_Task instructions_. The records below should be written out again, exactly.
== Records shown
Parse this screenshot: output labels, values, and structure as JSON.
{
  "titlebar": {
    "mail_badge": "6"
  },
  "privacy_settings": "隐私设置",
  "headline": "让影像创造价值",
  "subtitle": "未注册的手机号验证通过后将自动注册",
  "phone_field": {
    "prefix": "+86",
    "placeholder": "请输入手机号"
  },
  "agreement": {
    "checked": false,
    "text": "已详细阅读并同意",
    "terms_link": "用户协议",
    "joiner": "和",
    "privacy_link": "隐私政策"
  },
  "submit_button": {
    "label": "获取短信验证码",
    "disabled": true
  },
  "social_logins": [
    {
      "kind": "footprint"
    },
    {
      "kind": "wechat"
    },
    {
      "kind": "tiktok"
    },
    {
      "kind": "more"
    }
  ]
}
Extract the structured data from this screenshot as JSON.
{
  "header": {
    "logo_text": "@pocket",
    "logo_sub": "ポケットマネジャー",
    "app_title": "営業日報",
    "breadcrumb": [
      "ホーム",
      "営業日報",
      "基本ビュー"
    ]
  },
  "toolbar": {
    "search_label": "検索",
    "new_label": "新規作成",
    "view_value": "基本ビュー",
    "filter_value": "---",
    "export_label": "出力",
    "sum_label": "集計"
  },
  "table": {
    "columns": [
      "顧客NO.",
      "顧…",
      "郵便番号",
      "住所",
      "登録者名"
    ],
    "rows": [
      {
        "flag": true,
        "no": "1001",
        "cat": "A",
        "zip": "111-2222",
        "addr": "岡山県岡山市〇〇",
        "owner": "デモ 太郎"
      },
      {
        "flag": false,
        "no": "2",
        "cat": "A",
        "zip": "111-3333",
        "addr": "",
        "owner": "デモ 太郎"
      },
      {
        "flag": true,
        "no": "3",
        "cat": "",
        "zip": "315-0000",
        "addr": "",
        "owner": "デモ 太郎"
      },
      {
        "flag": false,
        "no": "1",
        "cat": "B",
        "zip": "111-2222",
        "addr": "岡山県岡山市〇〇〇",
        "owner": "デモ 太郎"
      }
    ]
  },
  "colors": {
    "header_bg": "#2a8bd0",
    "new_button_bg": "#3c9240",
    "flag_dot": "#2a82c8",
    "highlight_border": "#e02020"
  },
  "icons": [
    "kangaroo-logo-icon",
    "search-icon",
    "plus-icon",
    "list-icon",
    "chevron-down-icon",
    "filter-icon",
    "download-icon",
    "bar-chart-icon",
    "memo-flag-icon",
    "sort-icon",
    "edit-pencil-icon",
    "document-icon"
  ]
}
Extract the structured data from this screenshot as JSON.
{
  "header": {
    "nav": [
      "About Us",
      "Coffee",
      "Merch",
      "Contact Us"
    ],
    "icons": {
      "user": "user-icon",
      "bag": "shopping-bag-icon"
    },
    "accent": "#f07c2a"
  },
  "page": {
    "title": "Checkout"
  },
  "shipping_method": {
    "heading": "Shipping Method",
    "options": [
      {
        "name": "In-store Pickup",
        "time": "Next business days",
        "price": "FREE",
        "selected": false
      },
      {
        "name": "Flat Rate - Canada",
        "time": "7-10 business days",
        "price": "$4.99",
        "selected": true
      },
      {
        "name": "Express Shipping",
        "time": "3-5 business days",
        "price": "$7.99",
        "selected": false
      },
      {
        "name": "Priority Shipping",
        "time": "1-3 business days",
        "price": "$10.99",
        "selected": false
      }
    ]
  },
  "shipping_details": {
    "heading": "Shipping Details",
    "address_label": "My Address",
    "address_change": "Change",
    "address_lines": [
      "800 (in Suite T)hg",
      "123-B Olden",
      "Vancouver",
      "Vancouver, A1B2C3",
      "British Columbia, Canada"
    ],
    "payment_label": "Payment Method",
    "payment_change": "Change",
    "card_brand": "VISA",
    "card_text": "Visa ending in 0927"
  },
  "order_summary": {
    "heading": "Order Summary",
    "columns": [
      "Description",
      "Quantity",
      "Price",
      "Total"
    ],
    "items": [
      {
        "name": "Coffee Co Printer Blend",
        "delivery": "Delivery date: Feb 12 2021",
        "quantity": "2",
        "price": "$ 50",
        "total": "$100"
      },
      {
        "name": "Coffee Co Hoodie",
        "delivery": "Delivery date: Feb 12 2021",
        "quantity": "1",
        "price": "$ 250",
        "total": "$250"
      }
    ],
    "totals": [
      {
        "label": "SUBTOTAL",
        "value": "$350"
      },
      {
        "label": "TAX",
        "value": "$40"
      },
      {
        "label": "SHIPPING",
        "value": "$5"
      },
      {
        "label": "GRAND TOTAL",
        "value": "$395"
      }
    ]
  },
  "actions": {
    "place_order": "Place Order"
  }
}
====
_Full answer_.
Parse this screenshot: output labels, values, and structure as JSON.
{
  "titlebar": {
    "mail_badge": "6"
  },
  "privacy_settings": "隐私设置",
  "headline": "让影像创造价值",
  "subtitle": "未注册的手机号验证通过后将自动注册",
  "phone_field": {
    "prefix": "+86",
    "placeholder": "请输入手机号"
  },
  "agreement": {
    "checked": false,
    "text": "已详细阅读并同意",
    "terms_link": "用户协议",
    "joiner": "和",
    "privacy_link": "隐私政策"
  },
  "submit_button": {
    "label": "获取短信验证码",
    "disabled": true
  },
  "social_logins": [
    {
      "kind": "footprint"
    },
    {
      "kind": "wechat"
    },
    {
      "kind": "tiktok"
    },
    {
      "kind": "more"
    }
  ]
}
Extract the structured data from this screenshot as JSON.
{
  "header": {
    "logo_text": "@pocket",
    "logo_sub": "ポケットマネジャー",
    "app_title": "営業日報",
    "breadcrumb": [
      "ホーム",
      "営業日報",
      "基本ビュー"
    ]
  },
  "toolbar": {
    "search_label": "検索",
    "new_label": "新規作成",
    "view_value": "基本ビュー",
    "filter_value": "---",
    "export_label": "出力",
    "sum_label": "集計"
  },
  "table": {
    "columns": [
      "顧客NO.",
      "顧…",
      "郵便番号",
      "住所",
      "登録者名"
    ],
    "rows": [
      {
        "flag": true,
        "no": "1001",
        "cat": "A",
        "zip": "111-2222",
        "addr": "岡山県岡山市〇〇",
        "owner": "デモ 太郎"
      },
      {
        "flag": false,
        "no": "2",
        "cat": "A",
        "zip": "111-3333",
        "addr": "",
        "owner": "デモ 太郎"
      },
      {
        "flag": true,
        "no": "3",
        "cat": "",
        "zip": "315-0000",
        "addr": "",
        "owner": "デモ 太郎"
      },
      {
        "flag": false,
        "no": "1",
        "cat": "B",
        "zip": "111-2222",
        "addr": "岡山県岡山市〇〇〇",
        "owner": "デモ 太郎"
      }
    ]
  },
  "colors": {
    "header_bg": "#2a8bd0",
    "new_button_bg": "#3c9240",
    "flag_dot": "#2a82c8",
    "highlight_border": "#e02020"
  },
  "icons": [
    "kangaroo-logo-icon",
    "search-icon",
    "plus-icon",
    "list-icon",
    "chevron-down-icon",
    "filter-icon",
    "download-icon",
    "bar-chart-icon",
    "memo-flag-icon",
    "sort-icon",
    "edit-pencil-icon",
    "document-icon"
  ]
}
Extract the structured data from this screenshot as JSON.
{
  "header": {
    "nav": [
      "About Us",
      "Coffee",
      "Merch",
      "Contact Us"
    ],
    "icons": {
      "user": "user-icon",
      "bag": "shopping-bag-icon"
    },
    "accent": "#f07c2a"
  },
  "page": {
    "title": "Checkout"
  },
  "shipping_method": {
    "heading": "Shipping Method",
    "options": [
      {
        "name": "In-store Pickup",
        "time": "Next business days",
        "price": "FREE",
        "selected": false
      },
      {
        "name": "Flat Rate - Canada",
        "time": "7-10 business days",
        "price": "$4.99",
        "selected": true
      },
      {
        "name": "Express Shipping",
        "time": "3-5 business days",
        "price": "$7.99",
        "selected": false
      },
      {
        "name": "Priority Shipping",
        "time": "1-3 business days",
        "price": "$10.99",
        "selected": false
      }
    ]
  },
  "shipping_details": {
    "heading": "Shipping Details",
    "address_label": "My Address",
    "address_change": "Change",
    "address_lines": [
      "800 (in Suite T)hg",
      "123-B Olden",
      "Vancouver",
      "Vancouver, A1B2C3",
      "British Columbia, Canada"
    ],
    "payment_label": "Payment Method",
    "payment_change": "Change",
    "card_brand": "VISA",
    "card_text": "Visa ending in 0927"
  },
  "order_summary": {
    "heading": "Order Summary",
    "columns": [
      "Description",
      "Quantity",
      "Price",
      "Total"
    ],
    "items": [
      {
        "name": "Coffee Co Printer Blend",
        "delivery": "Delivery date: Feb 12 2021",
        "quantity": "2",
        "price": "$ 50",
        "total": "$100"
      },
      {
        "name": "Coffee Co Hoodie",
        "delivery": "Delivery date: Feb 12 2021",
        "quantity": "1",
        "price": "$ 250",
        "total": "$250"
      }
    ],
    "totals": [
      {
        "label": "SUBTOTAL",
        "value": "$350"
      },
      {
        "label": "TAX",
        "value": "$40"
      },
      {
        "label": "SHIPPING",
        "value": "$5"
      },
      {
        "label": "GRAND TOTAL",
        "value": "$395"
      }
    ]
  },
  "actions": {
    "place_order": "Place Order"
  }
}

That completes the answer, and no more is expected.